** Data for this exercise **
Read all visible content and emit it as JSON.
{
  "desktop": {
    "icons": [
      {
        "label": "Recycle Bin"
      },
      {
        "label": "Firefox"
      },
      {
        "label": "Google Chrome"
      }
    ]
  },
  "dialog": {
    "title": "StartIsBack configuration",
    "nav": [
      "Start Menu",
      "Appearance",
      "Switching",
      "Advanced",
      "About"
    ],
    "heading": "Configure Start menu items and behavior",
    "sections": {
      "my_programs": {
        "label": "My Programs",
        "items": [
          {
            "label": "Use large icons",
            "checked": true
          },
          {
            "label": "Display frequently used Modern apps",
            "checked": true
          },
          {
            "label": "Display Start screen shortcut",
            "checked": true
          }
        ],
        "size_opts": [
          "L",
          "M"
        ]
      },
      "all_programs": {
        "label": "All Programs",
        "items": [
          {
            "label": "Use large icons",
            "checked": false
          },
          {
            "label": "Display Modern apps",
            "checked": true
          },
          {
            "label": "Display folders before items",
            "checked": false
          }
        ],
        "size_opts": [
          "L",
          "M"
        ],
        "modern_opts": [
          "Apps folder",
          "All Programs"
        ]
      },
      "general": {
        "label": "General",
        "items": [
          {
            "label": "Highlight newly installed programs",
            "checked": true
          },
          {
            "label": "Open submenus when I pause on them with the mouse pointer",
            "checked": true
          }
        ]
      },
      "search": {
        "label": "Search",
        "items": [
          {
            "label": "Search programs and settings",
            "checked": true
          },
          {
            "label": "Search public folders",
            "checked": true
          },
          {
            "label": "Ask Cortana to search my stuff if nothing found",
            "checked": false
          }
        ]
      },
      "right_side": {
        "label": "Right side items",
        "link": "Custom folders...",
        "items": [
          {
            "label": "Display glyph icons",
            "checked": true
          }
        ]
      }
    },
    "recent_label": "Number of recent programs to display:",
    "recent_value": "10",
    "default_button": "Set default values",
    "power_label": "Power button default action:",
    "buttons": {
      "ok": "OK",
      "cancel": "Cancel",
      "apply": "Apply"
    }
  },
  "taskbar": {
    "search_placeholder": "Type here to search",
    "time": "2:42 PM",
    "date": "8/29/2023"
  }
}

** What to do **
Quote all of the entries exactly as they appear.

** Finished task **
Read all visible content and emit it as JSON.
{
  "desktop": {
    "icons": [
      {
        "label": "Recycle Bin"
      },
      {
        "label": "Firefox"
      },
      {
        "label": "Google Chrome"
      }
    ]
  },
  "dialog": {
    "title": "StartIsBack configuration",
    "nav": [
      "Start Menu",
      "Appearance",
      "Switching",
      "Advanced",
      "About"
    ],
    "heading": "Configure Start menu items and behavior",
    "sections": {
      "my_programs": {
        "label": "My Programs",
        "items": [
          {
            "label": "Use large icons",
            "checked": true
          },
          {
            "label": "Display frequently used Modern apps",
            "checked": true
          },
          {
            "label": "Display Start screen shortcut",
            "checked": true
          }
        ],
        "size_opts": [
          "L",
          "M"
        ]
      },
      "all_programs": {
        "label": "All Programs",
        "items": [
          {
            "label": "Use large icons",
            "checked": false
          },
          {
            "label": "Display Modern apps",
            "checked": true
          },
          {
            "label": "Display folders before items",
            "checked": false
          }
        ],
        "size_opts": [
          "L",
          "M"
        ],
        "modern_opts": [
          "Apps folder",
          "All Programs"
        ]
      },
      "general": {
        "label": "General",
        "items": [
          {
            "label": "Highlight newly installed programs",
            "checked": true
          },
          {
            "label": "Open submenus when I pause on them with the mouse pointer",
            "checked": true
          }
        ]
      },
      "search": {
        "label": "Search",
        "items": [
          {
            "label": "Search programs and settings",
            "checked": true
          },
          {
            "label": "Search public folders",
            "checked": true
          },
          {
            "label": "Ask Cortana to search my stuff if nothing found",
            "checked": false
          }
        ]
      },
      "right_side": {
        "label": "Right side items",
        "link": "Custom folders...",
        "items": [
          {
            "label": "Display glyph icons",
            "checked": true
          }
        ]
      }
    },
    "recent_label": "Number of recent programs to display:",
    "recent_value": "10",
    "default_button": "Set default values",
    "power_label": "Power button default action:",
    "buttons": {
      "ok": "OK",
      "cancel": "Cancel",
      "apply": "Apply"
    }
  },
  "taskbar": {
    "search_placeholder": "Type here to search",
    "time": "2:42 PM",
    "date": "8/29/2023"
  }
}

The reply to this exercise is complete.